┌────────

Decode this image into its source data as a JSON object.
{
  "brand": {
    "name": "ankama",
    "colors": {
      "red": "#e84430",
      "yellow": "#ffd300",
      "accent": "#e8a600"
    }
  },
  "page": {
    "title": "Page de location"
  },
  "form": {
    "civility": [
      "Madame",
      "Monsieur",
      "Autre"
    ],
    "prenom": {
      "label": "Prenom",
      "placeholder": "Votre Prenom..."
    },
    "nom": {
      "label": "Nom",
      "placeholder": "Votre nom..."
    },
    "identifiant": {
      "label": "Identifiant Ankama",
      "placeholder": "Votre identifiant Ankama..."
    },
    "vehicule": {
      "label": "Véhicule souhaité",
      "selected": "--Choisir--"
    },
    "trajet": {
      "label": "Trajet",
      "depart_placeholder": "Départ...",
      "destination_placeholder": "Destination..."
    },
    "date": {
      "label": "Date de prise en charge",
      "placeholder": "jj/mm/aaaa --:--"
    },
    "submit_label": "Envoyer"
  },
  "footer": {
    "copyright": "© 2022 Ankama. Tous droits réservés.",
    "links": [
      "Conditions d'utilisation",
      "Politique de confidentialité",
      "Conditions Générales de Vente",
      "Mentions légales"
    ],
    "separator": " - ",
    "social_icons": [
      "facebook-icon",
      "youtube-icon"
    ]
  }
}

└────────

__OBJECTIVE__: Tally up the lines in the records that contain the word "Conditions" and give only the total.

__RESPONSE TO THIS EXERCISE__: 2